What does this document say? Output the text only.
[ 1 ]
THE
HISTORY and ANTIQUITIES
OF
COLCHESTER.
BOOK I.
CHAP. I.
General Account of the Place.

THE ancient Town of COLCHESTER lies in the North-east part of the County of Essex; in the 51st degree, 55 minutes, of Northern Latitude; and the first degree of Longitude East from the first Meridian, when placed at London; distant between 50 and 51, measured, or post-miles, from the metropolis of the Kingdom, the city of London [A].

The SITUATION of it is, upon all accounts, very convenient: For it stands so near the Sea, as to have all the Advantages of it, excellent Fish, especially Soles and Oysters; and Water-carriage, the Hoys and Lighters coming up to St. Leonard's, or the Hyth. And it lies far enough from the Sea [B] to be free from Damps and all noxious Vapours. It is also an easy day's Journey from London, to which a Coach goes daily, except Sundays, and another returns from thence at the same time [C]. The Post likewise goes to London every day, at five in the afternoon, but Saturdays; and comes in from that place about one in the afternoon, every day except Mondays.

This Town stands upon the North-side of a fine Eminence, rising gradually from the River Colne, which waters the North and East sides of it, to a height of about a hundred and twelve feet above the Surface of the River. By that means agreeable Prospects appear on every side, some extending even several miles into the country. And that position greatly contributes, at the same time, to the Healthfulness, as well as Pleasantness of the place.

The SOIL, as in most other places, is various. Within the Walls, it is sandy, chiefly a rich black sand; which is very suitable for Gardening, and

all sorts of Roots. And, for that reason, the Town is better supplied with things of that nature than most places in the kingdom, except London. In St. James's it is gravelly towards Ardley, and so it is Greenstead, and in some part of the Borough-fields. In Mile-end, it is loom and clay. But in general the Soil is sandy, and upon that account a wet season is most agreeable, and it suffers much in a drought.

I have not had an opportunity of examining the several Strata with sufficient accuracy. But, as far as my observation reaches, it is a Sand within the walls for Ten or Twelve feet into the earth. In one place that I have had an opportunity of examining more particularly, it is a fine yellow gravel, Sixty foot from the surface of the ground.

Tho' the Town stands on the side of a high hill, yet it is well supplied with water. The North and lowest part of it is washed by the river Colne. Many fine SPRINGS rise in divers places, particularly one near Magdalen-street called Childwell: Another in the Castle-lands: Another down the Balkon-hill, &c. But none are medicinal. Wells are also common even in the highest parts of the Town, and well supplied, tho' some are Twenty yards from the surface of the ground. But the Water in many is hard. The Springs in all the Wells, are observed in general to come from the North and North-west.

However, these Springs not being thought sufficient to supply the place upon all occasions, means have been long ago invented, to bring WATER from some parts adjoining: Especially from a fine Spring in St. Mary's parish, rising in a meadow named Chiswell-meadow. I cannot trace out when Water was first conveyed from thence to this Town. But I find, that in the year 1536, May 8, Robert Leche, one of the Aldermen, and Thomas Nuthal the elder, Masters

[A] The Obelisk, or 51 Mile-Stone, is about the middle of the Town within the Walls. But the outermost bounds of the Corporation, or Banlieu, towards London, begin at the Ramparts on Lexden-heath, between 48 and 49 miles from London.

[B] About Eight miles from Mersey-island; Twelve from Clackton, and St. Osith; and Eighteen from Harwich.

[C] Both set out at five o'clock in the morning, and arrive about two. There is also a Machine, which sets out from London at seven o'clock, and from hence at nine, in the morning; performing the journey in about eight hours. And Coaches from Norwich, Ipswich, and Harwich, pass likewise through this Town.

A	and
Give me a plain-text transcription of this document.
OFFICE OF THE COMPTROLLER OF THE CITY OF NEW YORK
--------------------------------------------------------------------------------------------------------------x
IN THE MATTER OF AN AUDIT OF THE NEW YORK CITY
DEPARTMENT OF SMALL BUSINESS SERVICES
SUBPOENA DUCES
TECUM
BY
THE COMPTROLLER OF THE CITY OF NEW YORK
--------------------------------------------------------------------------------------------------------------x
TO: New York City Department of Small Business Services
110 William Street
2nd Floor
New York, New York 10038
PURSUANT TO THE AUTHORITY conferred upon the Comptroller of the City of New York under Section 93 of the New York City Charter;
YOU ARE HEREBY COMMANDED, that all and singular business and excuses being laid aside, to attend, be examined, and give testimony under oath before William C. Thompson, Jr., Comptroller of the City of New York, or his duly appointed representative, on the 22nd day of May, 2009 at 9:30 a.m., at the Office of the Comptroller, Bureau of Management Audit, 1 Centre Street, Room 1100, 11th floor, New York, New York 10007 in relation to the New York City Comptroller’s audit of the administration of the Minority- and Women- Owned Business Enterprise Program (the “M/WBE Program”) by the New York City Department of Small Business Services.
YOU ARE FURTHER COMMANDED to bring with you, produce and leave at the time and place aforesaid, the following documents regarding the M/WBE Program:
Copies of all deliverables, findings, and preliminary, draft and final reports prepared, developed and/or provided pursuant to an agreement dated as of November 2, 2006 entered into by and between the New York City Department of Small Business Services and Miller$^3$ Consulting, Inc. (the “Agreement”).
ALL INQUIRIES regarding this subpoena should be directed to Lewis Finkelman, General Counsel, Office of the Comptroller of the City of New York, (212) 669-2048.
....................
* **Task details**
Repeat the whole listing exactly, keeping every line intact.

* **Expected answer**
What does this document say? Output the text only.
[ 1 ]
THE
HISTORY and ANTIQUITIES
OF
COLCHESTER.
BOOK I.
CHAP. I.
General Account of the Place.

THE ancient Town of COLCHESTER lies in the North-east part of the County of Essex; in the 51st degree, 55 minutes, of Northern Latitude; and the first degree of Longitude East from the first Meridian, when placed at London; distant between 50 and 51, measured, or post-miles, from the metropolis of the Kingdom, the city of London [A].

The SITUATION of it is, upon all accounts, very convenient: For it stands so near the Sea, as to have all the Advantages of it, excellent Fish, especially Soles and Oysters; and Water-carriage, the Hoys and Lighters coming up to St. Leonard's, or the Hyth. And it lies far enough from the Sea [B] to be free from Damps and all noxious Vapours. It is also an easy day's Journey from London, to which a Coach goes daily, except Sundays, and another returns from thence at the same time [C]. The Post likewise goes to London every day, at five in the afternoon, but Saturdays; and comes in from that place about one in the afternoon, every day except Mondays.

This Town stands upon the North-side of a fine Eminence, rising gradually from the River Colne, which waters the North and East sides of it, to a height of about a hundred and twelve feet above the Surface of the River. By that means agreeable Prospects appear on every side, some extending even several miles into the country. And that position greatly contributes, at the same time, to the Healthfulness, as well as Pleasantness of the place.

The SOIL, as in most other places, is various. Within the Walls, it is sandy, chiefly a rich black sand; which is very suitable for Gardening, and

all sorts of Roots. And, for that reason, the Town is better supplied with things of that nature than most places in the kingdom, except London. In St. James's it is gravelly towards Ardley, and so it is Greenstead, and in some part of the Borough-fields. In Mile-end, it is loom and clay. But in general the Soil is sandy, and upon that account a wet season is most agreeable, and it suffers much in a drought.

I have not had an opportunity of examining the several Strata with sufficient accuracy. But, as far as my observation reaches, it is a Sand within the walls for Ten or Twelve feet into the earth. In one place that I have had an opportunity of examining more particularly, it is a fine yellow gravel, Sixty foot from the surface of the ground.

Tho' the Town stands on the side of a high hill, yet it is well supplied with water. The North and lowest part of it is washed by the river Colne. Many fine SPRINGS rise in divers places, particularly one near Magdalen-street called Childwell: Another in the Castle-lands: Another down the Balkon-hill, &c. But none are medicinal. Wells are also common even in the highest parts of the Town, and well supplied, tho' some are Twenty yards from the surface of the ground. But the Water in many is hard. The Springs in all the Wells, are observed in general to come from the North and North-west.

However, these Springs not being thought sufficient to supply the place upon all occasions, means have been long ago invented, to bring WATER from some parts adjoining: Especially from a fine Spring in St. Mary's parish, rising in a meadow named Chiswell-meadow. I cannot trace out when Water was first conveyed from thence to this Town. But I find, that in the year 1536, May 8, Robert Leche, one of the Aldermen, and Thomas Nuthal the elder, Masters

[A] The Obelisk, or 51 Mile-Stone, is about the middle of the Town within the Walls. But the outermost bounds of the Corporation, or Banlieu, towards London, begin at the Ramparts on Lexden-heath, between 48 and 49 miles from London.

[B] About Eight miles from Mersey-island; Twelve from Clackton, and St. Osith; and Eighteen from Harwich.

[C] Both set out at five o'clock in the morning, and arrive about two. There is also a Machine, which sets out from London at seven o'clock, and from hence at nine, in the morning; performing the journey in about eight hours. And Coaches from Norwich, Ipswich, and Harwich, pass likewise through this Town.

A	and
Give me a plain-text transcription of this document.
OFFICE OF THE COMPTROLLER OF THE CITY OF NEW YORK
--------------------------------------------------------------------------------------------------------------x
IN THE MATTER OF AN AUDIT OF THE NEW YORK CITY
DEPARTMENT OF SMALL BUSINESS SERVICES
SUBPOENA DUCES
TECUM
BY
THE COMPTROLLER OF THE CITY OF NEW YORK
--------------------------------------------------------------------------------------------------------------x
TO: New York City Department of Small Business Services
110 William Street
2nd Floor
New York, New York 10038
PURSUANT TO THE AUTHORITY conferred upon the Comptroller of the City of New York under Section 93 of the New York City Charter;
YOU ARE HEREBY COMMANDED, that all and singular business and excuses being laid aside, to attend, be examined, and give testimony under oath before William C. Thompson, Jr., Comptroller of the City of New York, or his duly appointed representative, on the 22nd day of May, 2009 at 9:30 a.m., at the Office of the Comptroller, Bureau of Management Audit, 1 Centre Street, Room 1100, 11th floor, New York, New York 10007 in relation to the New York City Comptroller’s audit of the administration of the Minority- and Women- Owned Business Enterprise Program (the “M/WBE Program”) by the New York City Department of Small Business Services.
YOU ARE FURTHER COMMANDED to bring with you, produce and leave at the time and place aforesaid, the following documents regarding the M/WBE Program:
Copies of all deliverables, findings, and preliminary, draft and final reports prepared, developed and/or provided pursuant to an agreement dated as of November 2, 2006 entered into by and between the New York City Department of Small Business Services and Miller$^3$ Consulting, Inc. (the “Agreement”).
ALL INQUIRIES regarding this subpoena should be directed to Lewis Finkelman, General Counsel, Office of the Comptroller of the City of New York, (212) 669-2048.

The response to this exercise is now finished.